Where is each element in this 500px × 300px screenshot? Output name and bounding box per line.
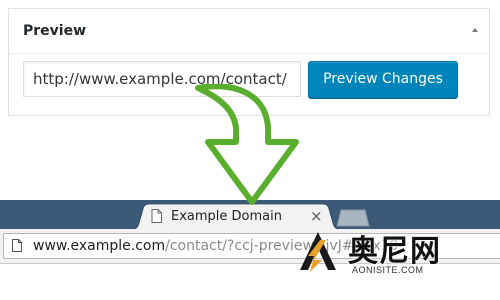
url-host: www.example.com [33, 238, 166, 254]
watermark-name: 奥尼网 [348, 234, 441, 269]
tab-title: Example Domain [171, 209, 282, 224]
preview-changes-button[interactable]: Preview Changes [308, 61, 458, 98]
metabox-title: Preview [23, 23, 87, 39]
close-icon[interactable]: × [310, 207, 323, 225]
curved-down-arrow-icon [195, 84, 299, 205]
aonisite-logo-icon [300, 232, 336, 272]
metabox-header[interactable]: Preview [9, 9, 489, 54]
watermark-site: AONISITE.COM [352, 265, 424, 275]
watermark: 奥尼网 AONISITE.COM [298, 224, 498, 286]
screenshot-stage: Preview Preview Changes Example Domain [0, 0, 500, 300]
page-icon [12, 239, 22, 252]
page-icon [151, 209, 162, 223]
triangle-up-icon[interactable] [469, 25, 481, 35]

* Consigne
Reproduisez à l'identique les lignes qui commencent à celle contenant « url-host: www.example.com [33, 238, 166, 254] » et se terminent à celle contenant « metabox-title: Preview [23, 23, 87, 39] », ces deux lignes incluses.

* Résultat attendu
url-host: www.example.com [33, 238, 166, 254]
watermark-name: 奥尼网 [348, 234, 441, 269]
tab-title: Example Domain [171, 209, 282, 224]
preview-changes-button[interactable]: Preview Changes [308, 61, 458, 98]
metabox-title: Preview [23, 23, 87, 39]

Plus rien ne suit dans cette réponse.